(Rows from a dataset)
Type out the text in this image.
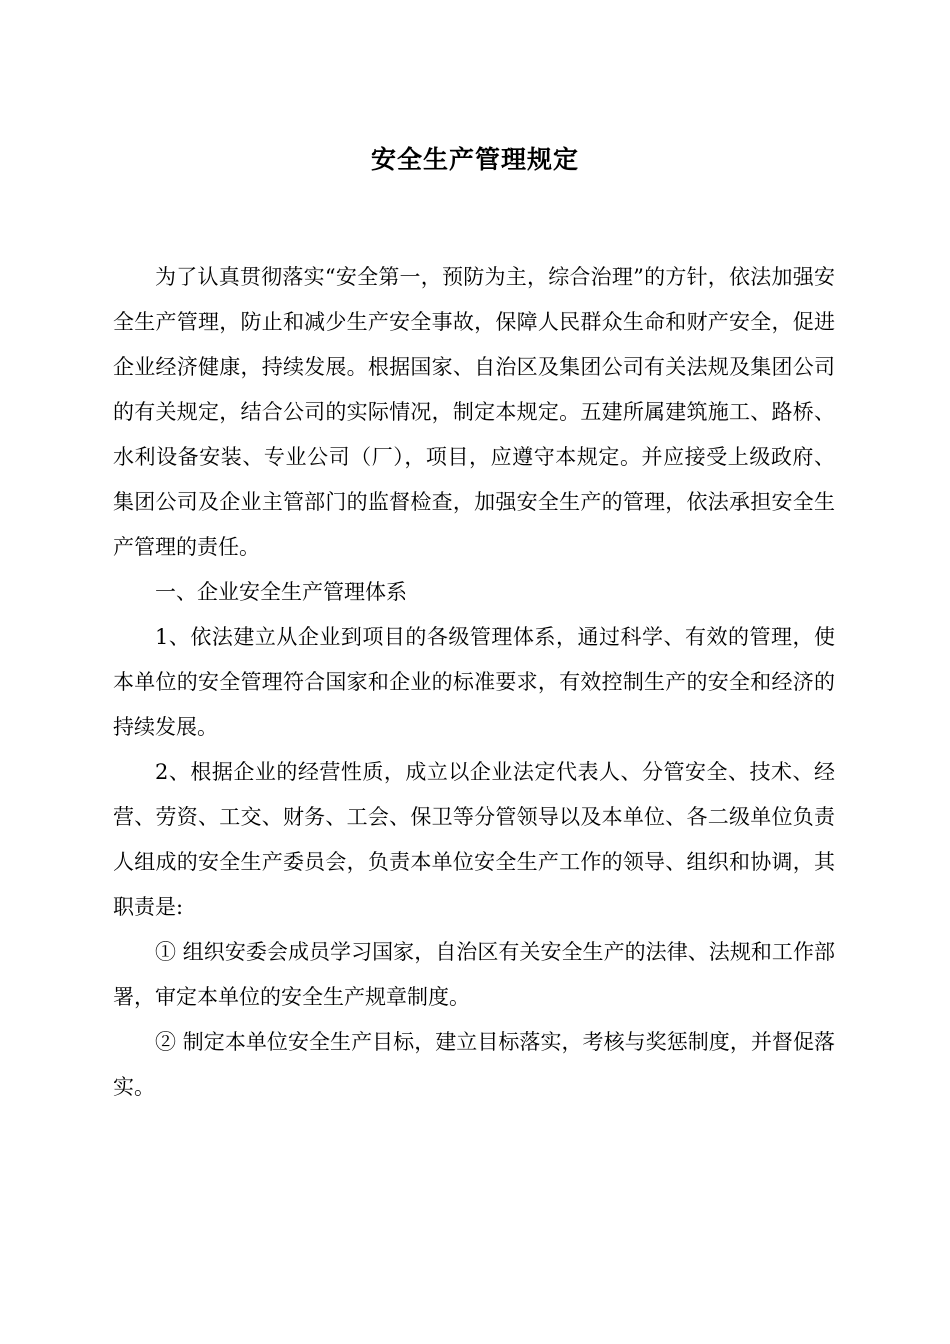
安全生产管理规定

为了认真贯彻落实“安全第一，预防为主，综合治理”的方针，依法加强安全生产管理，防止和减少生产安全事故，保障人民群众生命和财产安全，促进企业经济健康，持续发展。根据国家、自治区及集团公司有关法规及集团公司的有关规定，结合公司的实际情况，制定本规定。五建所属建筑施工、路桥、水利设备安装、专业公司（厂），项目，应遵守本规定。并应接受上级政府、集团公司及企业主管部门的监督检查，加强安全生产的管理，依法承担安全生产管理的责任。

一、企业安全生产管理体系

1、依法建立从企业到项目的各级管理体系，通过科学、有效的管理，使本单位的安全管理符合国家和企业的标准要求，有效控制生产的安全和经济的持续发展。

2、根据企业的经营性质，成立以企业法定代表人、分管安全、技术、经营、劳资、工交、财务、工会、保卫等分管领导以及本单位、各二级单位负责人组成的安全生产委员会，负责本单位安全生产工作的领导、组织和协调，其职责是:

① 组织安委会成员学习国家，自治区有关安全生产的法律、法规和工作部署，审定本单位的安全生产规章制度。

② 制定本单位安全生产目标，建立目标落实，考核与奖惩制度，并督促落实。
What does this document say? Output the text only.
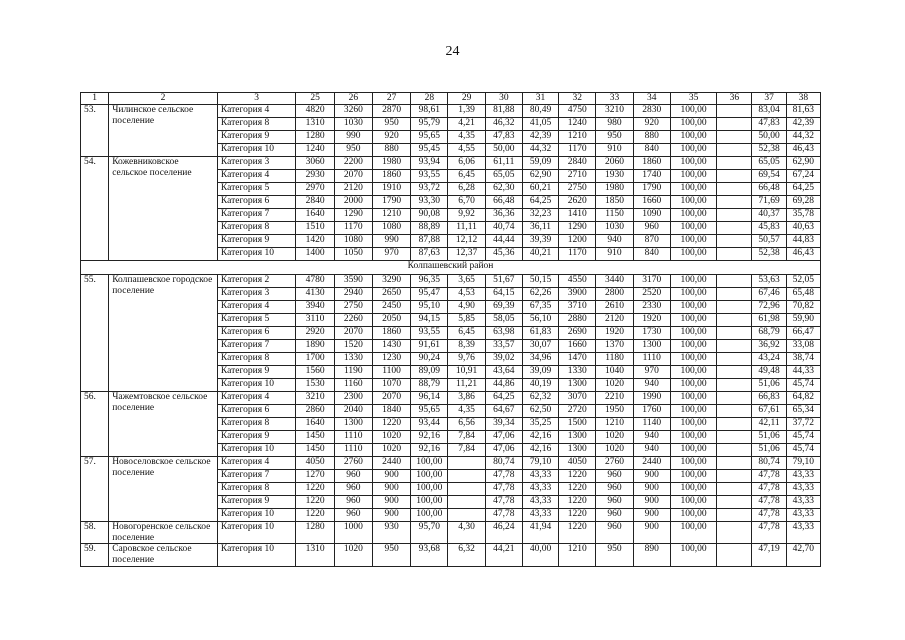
24
1	2	3	25	26	27	28	29	30	31	32	33	34	35	36	37	38
53.	Чилинское сельское поселение	Категория 4	4820	3260	2870	98,61	1,39	81,88	80,49	4750	3210	2830	100,00		83,04	81,63
		Категория 8	1310	1030	950	95,79	4,21	46,32	41,05	1240	980	920	100,00		47,83	42,39
		Категория 9	1280	990	920	95,65	4,35	47,83	42,39	1210	950	880	100,00		50,00	44,32
		Категория 10	1240	950	880	95,45	4,55	50,00	44,32	1170	910	840	100,00		52,38	46,43
54.	Кожевниковское сельское поселение	Категория 3	3060	2200	1980	93,94	6,06	61,11	59,09	2840	2060	1860	100,00		65,05	62,90
		Категория 4	2930	2070	1860	93,55	6,45	65,05	62,90	2710	1930	1740	100,00		69,54	67,24
		Категория 5	2970	2120	1910	93,72	6,28	62,30	60,21	2750	1980	1790	100,00		66,48	64,25
		Категория 6	2840	2000	1790	93,30	6,70	66,48	64,25	2620	1850	1660	100,00		71,69	69,28
		Категория 7	1640	1290	1210	90,08	9,92	36,36	32,23	1410	1150	1090	100,00		40,37	35,78
		Категория 8	1510	1170	1080	88,89	11,11	40,74	36,11	1290	1030	960	100,00		45,83	40,63
		Категория 9	1420	1080	990	87,88	12,12	44,44	39,39	1200	940	870	100,00		50,57	44,83
		Категория 10	1400	1050	970	87,63	12,37	45,36	40,21	1170	910	840	100,00		52,38	46,43
Колпашевский район																
55.	Колпашевское городское поселение	Категория 2	4780	3590	3290	96,35	3,65	51,67	50,15	4550	3440	3170	100,00		53,63	52,05
		Категория 3	4130	2940	2650	95,47	4,53	64,15	62,26	3900	2800	2520	100,00		67,46	65,48
		Категория 4	3940	2750	2450	95,10	4,90	69,39	67,35	3710	2610	2330	100,00		72,96	70,82
		Категория 5	3110	2260	2050	94,15	5,85	58,05	56,10	2880	2120	1920	100,00		61,98	59,90
		Категория 6	2920	2070	1860	93,55	6,45	63,98	61,83	2690	1920	1730	100,00		68,79	66,47
		Категория 7	1890	1520	1430	91,61	8,39	33,57	30,07	1660	1370	1300	100,00		36,92	33,08
		Категория 8	1700	1330	1230	90,24	9,76	39,02	34,96	1470	1180	1110	100,00		43,24	38,74
		Категория 9	1560	1190	1100	89,09	10,91	43,64	39,09	1330	1040	970	100,00		49,48	44,33
		Категория 10	1530	1160	1070	88,79	11,21	44,86	40,19	1300	1020	940	100,00		51,06	45,74
56.	Чажемтовское сельское поселение	Категория 4	3210	2300	2070	96,14	3,86	64,25	62,32	3070	2210	1990	100,00		66,83	64,82
		Категория 6	2860	2040	1840	95,65	4,35	64,67	62,50	2720	1950	1760	100,00		67,61	65,34
		Категория 8	1640	1300	1220	93,44	6,56	39,34	35,25	1500	1210	1140	100,00		42,11	37,72
		Категория 9	1450	1110	1020	92,16	7,84	47,06	42,16	1300	1020	940	100,00		51,06	45,74
		Категория 10	1450	1110	1020	92,16	7,84	47,06	42,16	1300	1020	940	100,00		51,06	45,74
57.	Новоселовское сельское поселение	Категория 4	4050	2760	2440	100,00		80,74	79,10	4050	2760	2440	100,00		80,74	79,10
		Категория 7	1270	960	900	100,00		47,78	43,33	1220	960	900	100,00		47,78	43,33
		Категория 8	1220	960	900	100,00		47,78	43,33	1220	960	900	100,00		47,78	43,33
		Категория 9	1220	960	900	100,00		47,78	43,33	1220	960	900	100,00		47,78	43,33
		Категория 10	1220	960	900	100,00		47,78	43,33	1220	960	900	100,00		47,78	43,33
58.	Новогоренское сельское поселение	Категория 10	1280	1000	930	95,70	4,30	46,24	41,94	1220	960	900	100,00		47,78	43,33
59.	Саровское сельское поселение	Категория 10	1310	1020	950	93,68	6,32	44,21	40,00	1210	950	890	100,00		47,19	42,70
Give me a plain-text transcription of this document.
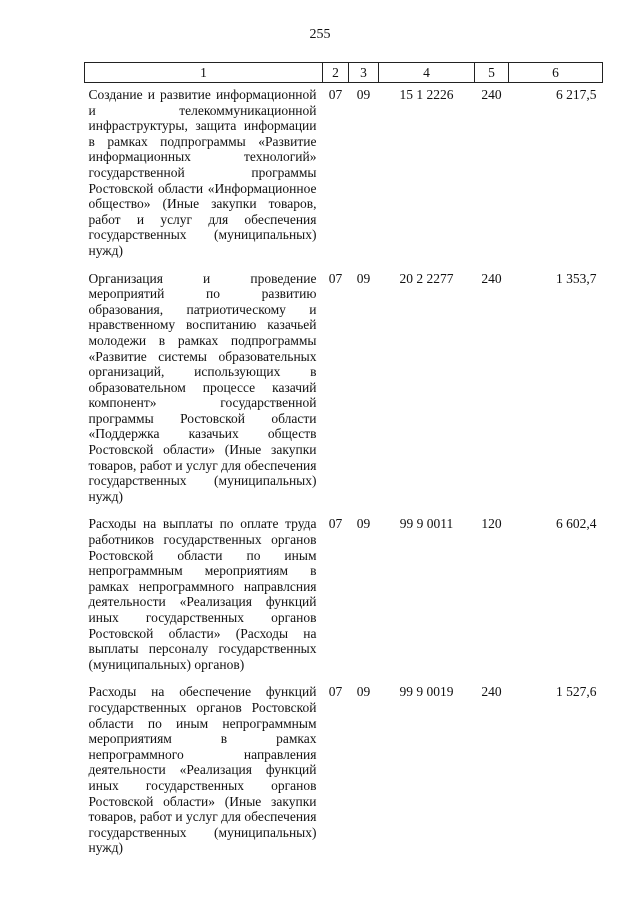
255
1	2	3	4	5	6
Создание и развитие информационной и телекоммуникационной инфраструктуры, защита информации в рамках подпрограммы «Развитие информационных технологий» государственной программы Ростовской области «Информационное общество» (Иные закупки товаров, работ и услуг для обеспечения государственных (муниципальных) нужд)	07	09	15 1 2226	240	6 217,5
Организация и проведение мероприятий по развитию образования, патриотическому и нравственному воспитанию казачьей молодежи в рамках подпрограммы «Развитие системы образовательных организаций, использующих в образовательном процессе казачий компонент» государственной программы Ростовской области «Поддержка казачьих обществ Ростовской области» (Иные закупки товаров, работ и услуг для обеспечения государственных (муниципальных) нужд)	07	09	20 2 2277	240	1 353,7
Расходы на выплаты по оплате труда работников государственных органов Ростовской области по иным непрограммным мероприятиям в рамках непрограммного направлсния деятельности «Реализация функций иных государственных органов Ростовской области» (Расходы на выплаты персоналу государственных (муниципальных) органов)	07	09	99 9 0011	120	6 602,4
Расходы на обеспечение функций государственных органов Ростовской области по иным непрограммным мероприятиям в рамках непрограммного направления деятельности «Реализация функций иных государственных органов Ростовской области» (Иные закупки товаров, работ и услуг для обеспечения государственных (муниципальных) нужд)	07	09	99 9 0019	240	1 527,6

__SHORT EXERCISE__.
Reproduce each line word for word and drop the pictures.

__IN RESPONSE__.
Type out the text in this image.
安全生产管理规定

为了认真贯彻落实“安全第一，预防为主，综合治理”的方针，依法加强安全生产管理，防止和减少生产安全事故，保障人民群众生命和财产安全，促进企业经济健康，持续发展。根据国家、自治区及集团公司有关法规及集团公司的有关规定，结合公司的实际情况，制定本规定。五建所属建筑施工、路桥、水利设备安装、专业公司（厂），项目，应遵守本规定。并应接受上级政府、集团公司及企业主管部门的监督检查，加强安全生产的管理，依法承担安全生产管理的责任。

一、企业安全生产管理体系

1、依法建立从企业到项目的各级管理体系，通过科学、有效的管理，使本单位的安全管理符合国家和企业的标准要求，有效控制生产的安全和经济的持续发展。

2、根据企业的经营性质，成立以企业法定代表人、分管安全、技术、经营、劳资、工交、财务、工会、保卫等分管领导以及本单位、各二级单位负责人组成的安全生产委员会，负责本单位安全生产工作的领导、组织和协调，其职责是:

① 组织安委会成员学习国家，自治区有关安全生产的法律、法规和工作部署，审定本单位的安全生产规章制度。

② 制定本单位安全生产目标，建立目标落实，考核与奖惩制度，并督促落实。
What does this document say? Output the text only.
24
1	2	3	25	26	27	28	29	30	31	32	33	34	35	36	37	38
53.	Чилинское сельское поселение	Категория 4	4820	3260	2870	98,61	1,39	81,88	80,49	4750	3210	2830	100,00		83,04	81,63
		Категория 8	1310	1030	950	95,79	4,21	46,32	41,05	1240	980	920	100,00		47,83	42,39
		Категория 9	1280	990	920	95,65	4,35	47,83	42,39	1210	950	880	100,00		50,00	44,32
		Категория 10	1240	950	880	95,45	4,55	50,00	44,32	1170	910	840	100,00		52,38	46,43
54.	Кожевниковское сельское поселение	Категория 3	3060	2200	1980	93,94	6,06	61,11	59,09	2840	2060	1860	100,00		65,05	62,90
		Категория 4	2930	2070	1860	93,55	6,45	65,05	62,90	2710	1930	1740	100,00		69,54	67,24
		Категория 5	2970	2120	1910	93,72	6,28	62,30	60,21	2750	1980	1790	100,00		66,48	64,25
		Категория 6	2840	2000	1790	93,30	6,70	66,48	64,25	2620	1850	1660	100,00		71,69	69,28
		Категория 7	1640	1290	1210	90,08	9,92	36,36	32,23	1410	1150	1090	100,00		40,37	35,78
		Категория 8	1510	1170	1080	88,89	11,11	40,74	36,11	1290	1030	960	100,00		45,83	40,63
		Категория 9	1420	1080	990	87,88	12,12	44,44	39,39	1200	940	870	100,00		50,57	44,83
		Категория 10	1400	1050	970	87,63	12,37	45,36	40,21	1170	910	840	100,00		52,38	46,43
Колпашевский район																
55.	Колпашевское городское поселение	Категория 2	4780	3590	3290	96,35	3,65	51,67	50,15	4550	3440	3170	100,00		53,63	52,05
		Категория 3	4130	2940	2650	95,47	4,53	64,15	62,26	3900	2800	2520	100,00		67,46	65,48
		Категория 4	3940	2750	2450	95,10	4,90	69,39	67,35	3710	2610	2330	100,00		72,96	70,82
		Категория 5	3110	2260	2050	94,15	5,85	58,05	56,10	2880	2120	1920	100,00		61,98	59,90
		Категория 6	2920	2070	1860	93,55	6,45	63,98	61,83	2690	1920	1730	100,00		68,79	66,47
		Категория 7	1890	1520	1430	91,61	8,39	33,57	30,07	1660	1370	1300	100,00		36,92	33,08
		Категория 8	1700	1330	1230	90,24	9,76	39,02	34,96	1470	1180	1110	100,00		43,24	38,74
		Категория 9	1560	1190	1100	89,09	10,91	43,64	39,09	1330	1040	970	100,00		49,48	44,33
		Категория 10	1530	1160	1070	88,79	11,21	44,86	40,19	1300	1020	940	100,00		51,06	45,74
56.	Чажемтовское сельское поселение	Категория 4	3210	2300	2070	96,14	3,86	64,25	62,32	3070	2210	1990	100,00		66,83	64,82
		Категория 6	2860	2040	1840	95,65	4,35	64,67	62,50	2720	1950	1760	100,00		67,61	65,34
		Категория 8	1640	1300	1220	93,44	6,56	39,34	35,25	1500	1210	1140	100,00		42,11	37,72
		Категория 9	1450	1110	1020	92,16	7,84	47,06	42,16	1300	1020	940	100,00		51,06	45,74
		Категория 10	1450	1110	1020	92,16	7,84	47,06	42,16	1300	1020	940	100,00		51,06	45,74
57.	Новоселовское сельское поселение	Категория 4	4050	2760	2440	100,00		80,74	79,10	4050	2760	2440	100,00		80,74	79,10
		Категория 7	1270	960	900	100,00		47,78	43,33	1220	960	900	100,00		47,78	43,33
		Категория 8	1220	960	900	100,00		47,78	43,33	1220	960	900	100,00		47,78	43,33
		Категория 9	1220	960	900	100,00		47,78	43,33	1220	960	900	100,00		47,78	43,33
		Категория 10	1220	960	900	100,00		47,78	43,33	1220	960	900	100,00		47,78	43,33
58.	Новогоренское сельское поселение	Категория 10	1280	1000	930	95,70	4,30	46,24	41,94	1220	960	900	100,00		47,78	43,33
59.	Саровское сельское поселение	Категория 10	1310	1020	950	93,68	6,32	44,21	40,00	1210	950	890	100,00		47,19	42,70
Give me a plain-text transcription of this document.
255
1	2	3	4	5	6
Создание и развитие информационной и телекоммуникационной инфраструктуры, защита информации в рамках подпрограммы «Развитие информационных технологий» государственной программы Ростовской области «Информационное общество» (Иные закупки товаров, работ и услуг для обеспечения государственных (муниципальных) нужд)	07	09	15 1 2226	240	6 217,5
Организация и проведение мероприятий по развитию образования, патриотическому и нравственному воспитанию казачьей молодежи в рамках подпрограммы «Развитие системы образовательных организаций, использующих в образовательном процессе казачий компонент» государственной программы Ростовской области «Поддержка казачьих обществ Ростовской области» (Иные закупки товаров, работ и услуг для обеспечения государственных (муниципальных) нужд)	07	09	20 2 2277	240	1 353,7
Расходы на выплаты по оплате труда работников государственных органов Ростовской области по иным непрограммным мероприятиям в рамках непрограммного направлсния деятельности «Реализация функций иных государственных органов Ростовской области» (Расходы на выплаты персоналу государственных (муниципальных) органов)	07	09	99 9 0011	120	6 602,4
Расходы на обеспечение функций государственных органов Ростовской области по иным непрограммным мероприятиям в рамках непрограммного направления деятельности «Реализация функций иных государственных органов Ростовской области» (Иные закупки товаров, работ и услуг для обеспечения государственных (муниципальных) нужд)	07	09	99 9 0019	240	1 527,6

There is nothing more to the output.